# [Goal]
Show all lines of the listing that hold the word "Aube".

# [Excerpted data]
--- --- ---
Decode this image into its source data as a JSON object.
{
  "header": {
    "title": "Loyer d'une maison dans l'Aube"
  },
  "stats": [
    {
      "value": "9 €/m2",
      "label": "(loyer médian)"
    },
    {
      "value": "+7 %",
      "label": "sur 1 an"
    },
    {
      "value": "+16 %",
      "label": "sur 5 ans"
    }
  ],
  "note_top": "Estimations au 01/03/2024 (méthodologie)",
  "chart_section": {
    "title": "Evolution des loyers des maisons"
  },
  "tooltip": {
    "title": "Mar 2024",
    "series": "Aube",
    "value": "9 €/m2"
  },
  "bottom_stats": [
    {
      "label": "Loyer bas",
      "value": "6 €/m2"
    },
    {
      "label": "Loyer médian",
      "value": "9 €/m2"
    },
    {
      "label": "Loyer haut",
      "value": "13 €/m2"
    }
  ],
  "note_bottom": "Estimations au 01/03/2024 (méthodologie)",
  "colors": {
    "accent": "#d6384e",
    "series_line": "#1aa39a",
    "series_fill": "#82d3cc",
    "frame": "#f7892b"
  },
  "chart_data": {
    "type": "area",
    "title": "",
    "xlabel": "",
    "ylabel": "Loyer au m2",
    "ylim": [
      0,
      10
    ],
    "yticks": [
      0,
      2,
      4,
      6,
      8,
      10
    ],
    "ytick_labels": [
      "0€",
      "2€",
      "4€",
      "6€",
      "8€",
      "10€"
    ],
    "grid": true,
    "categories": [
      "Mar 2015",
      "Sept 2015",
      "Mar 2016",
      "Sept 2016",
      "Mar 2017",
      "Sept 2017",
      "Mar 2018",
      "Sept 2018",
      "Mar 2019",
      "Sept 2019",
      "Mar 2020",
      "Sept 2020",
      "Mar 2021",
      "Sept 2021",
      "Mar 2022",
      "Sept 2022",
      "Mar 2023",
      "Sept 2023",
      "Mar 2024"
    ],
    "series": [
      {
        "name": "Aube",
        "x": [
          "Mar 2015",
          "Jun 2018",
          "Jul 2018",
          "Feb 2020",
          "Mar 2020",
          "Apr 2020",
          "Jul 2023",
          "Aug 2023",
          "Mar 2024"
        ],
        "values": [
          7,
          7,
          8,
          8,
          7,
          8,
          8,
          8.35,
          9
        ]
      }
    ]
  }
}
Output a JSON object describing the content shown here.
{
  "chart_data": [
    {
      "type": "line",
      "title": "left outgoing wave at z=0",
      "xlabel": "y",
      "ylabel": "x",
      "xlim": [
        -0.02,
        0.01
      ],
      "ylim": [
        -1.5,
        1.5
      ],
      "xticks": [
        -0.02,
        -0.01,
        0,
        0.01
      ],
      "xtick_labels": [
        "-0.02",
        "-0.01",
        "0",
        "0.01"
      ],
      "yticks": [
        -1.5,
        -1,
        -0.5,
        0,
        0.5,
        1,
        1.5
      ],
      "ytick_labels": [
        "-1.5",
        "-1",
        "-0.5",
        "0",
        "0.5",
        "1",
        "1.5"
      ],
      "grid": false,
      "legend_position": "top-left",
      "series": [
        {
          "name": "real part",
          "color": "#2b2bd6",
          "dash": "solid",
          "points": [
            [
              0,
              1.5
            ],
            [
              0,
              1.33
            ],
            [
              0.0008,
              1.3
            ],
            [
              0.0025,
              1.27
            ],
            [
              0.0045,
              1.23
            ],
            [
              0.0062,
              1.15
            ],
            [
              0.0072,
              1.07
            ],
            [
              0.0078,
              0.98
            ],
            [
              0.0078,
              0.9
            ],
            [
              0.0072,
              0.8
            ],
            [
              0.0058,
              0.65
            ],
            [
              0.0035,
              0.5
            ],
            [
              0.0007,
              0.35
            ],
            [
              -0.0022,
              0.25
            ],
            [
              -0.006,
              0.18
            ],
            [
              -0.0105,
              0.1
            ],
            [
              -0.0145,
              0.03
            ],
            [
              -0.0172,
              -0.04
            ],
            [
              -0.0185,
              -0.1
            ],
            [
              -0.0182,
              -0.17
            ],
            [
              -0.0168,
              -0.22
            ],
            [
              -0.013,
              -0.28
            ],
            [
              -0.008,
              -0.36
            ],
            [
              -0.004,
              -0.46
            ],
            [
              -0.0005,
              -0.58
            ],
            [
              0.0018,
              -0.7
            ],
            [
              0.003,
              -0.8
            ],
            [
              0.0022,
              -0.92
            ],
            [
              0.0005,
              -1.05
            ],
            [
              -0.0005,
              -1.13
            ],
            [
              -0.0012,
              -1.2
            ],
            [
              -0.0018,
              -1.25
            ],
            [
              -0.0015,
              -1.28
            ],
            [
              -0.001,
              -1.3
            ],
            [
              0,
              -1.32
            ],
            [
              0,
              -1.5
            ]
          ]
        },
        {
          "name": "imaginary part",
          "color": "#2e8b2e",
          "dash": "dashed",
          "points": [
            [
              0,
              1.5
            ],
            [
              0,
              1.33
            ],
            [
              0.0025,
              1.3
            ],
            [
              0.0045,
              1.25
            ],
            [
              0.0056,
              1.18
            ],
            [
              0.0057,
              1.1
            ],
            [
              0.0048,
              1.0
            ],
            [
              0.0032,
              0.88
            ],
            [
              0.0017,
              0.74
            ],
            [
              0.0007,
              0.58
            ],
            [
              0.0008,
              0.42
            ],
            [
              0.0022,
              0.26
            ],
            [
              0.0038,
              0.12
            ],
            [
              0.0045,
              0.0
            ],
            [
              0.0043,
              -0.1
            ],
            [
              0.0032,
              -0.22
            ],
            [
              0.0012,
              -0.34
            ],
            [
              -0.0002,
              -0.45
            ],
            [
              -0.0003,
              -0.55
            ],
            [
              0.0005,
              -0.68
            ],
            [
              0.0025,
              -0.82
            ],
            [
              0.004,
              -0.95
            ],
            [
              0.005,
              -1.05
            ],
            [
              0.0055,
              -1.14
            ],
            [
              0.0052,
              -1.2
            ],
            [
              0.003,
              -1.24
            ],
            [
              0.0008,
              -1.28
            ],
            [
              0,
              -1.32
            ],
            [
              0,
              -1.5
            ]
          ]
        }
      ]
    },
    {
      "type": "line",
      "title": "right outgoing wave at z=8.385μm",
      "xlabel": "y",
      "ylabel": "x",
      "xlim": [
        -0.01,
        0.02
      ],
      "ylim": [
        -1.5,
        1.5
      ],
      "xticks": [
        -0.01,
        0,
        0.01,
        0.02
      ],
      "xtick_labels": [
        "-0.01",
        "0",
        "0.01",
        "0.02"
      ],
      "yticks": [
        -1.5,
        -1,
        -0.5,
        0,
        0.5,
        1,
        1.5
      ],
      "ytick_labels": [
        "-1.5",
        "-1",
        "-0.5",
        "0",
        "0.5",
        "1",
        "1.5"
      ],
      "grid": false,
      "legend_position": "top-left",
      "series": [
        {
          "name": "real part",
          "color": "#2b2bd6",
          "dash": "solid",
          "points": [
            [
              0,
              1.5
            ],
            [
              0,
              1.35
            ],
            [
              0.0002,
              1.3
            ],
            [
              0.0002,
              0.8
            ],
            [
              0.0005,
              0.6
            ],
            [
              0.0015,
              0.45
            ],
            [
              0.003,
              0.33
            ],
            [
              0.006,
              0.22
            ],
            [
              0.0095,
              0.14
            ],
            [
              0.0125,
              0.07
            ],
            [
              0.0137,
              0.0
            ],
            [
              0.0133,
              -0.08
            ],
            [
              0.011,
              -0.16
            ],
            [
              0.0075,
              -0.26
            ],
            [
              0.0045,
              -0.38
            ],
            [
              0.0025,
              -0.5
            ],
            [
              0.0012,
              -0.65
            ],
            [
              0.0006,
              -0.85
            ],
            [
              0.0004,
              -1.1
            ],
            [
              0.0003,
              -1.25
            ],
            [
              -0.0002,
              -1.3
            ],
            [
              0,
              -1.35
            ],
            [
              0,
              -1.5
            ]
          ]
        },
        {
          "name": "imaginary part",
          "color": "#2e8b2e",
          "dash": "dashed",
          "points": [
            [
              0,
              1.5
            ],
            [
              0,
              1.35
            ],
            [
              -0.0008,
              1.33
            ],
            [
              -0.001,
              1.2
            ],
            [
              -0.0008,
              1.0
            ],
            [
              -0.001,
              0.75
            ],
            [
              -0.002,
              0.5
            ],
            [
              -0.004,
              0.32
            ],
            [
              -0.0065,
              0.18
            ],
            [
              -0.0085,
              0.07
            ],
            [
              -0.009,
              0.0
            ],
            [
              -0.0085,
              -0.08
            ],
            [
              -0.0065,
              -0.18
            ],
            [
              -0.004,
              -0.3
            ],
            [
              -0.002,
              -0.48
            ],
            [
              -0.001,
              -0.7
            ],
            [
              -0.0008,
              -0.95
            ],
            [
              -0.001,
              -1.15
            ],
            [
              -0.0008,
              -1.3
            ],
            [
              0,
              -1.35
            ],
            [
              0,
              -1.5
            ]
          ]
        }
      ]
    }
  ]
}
--- --- ---
# [Result for this task]
    "title": "Loyer d'une maison dans l'Aube"
    "series": "Aube",
        "name": "Aube",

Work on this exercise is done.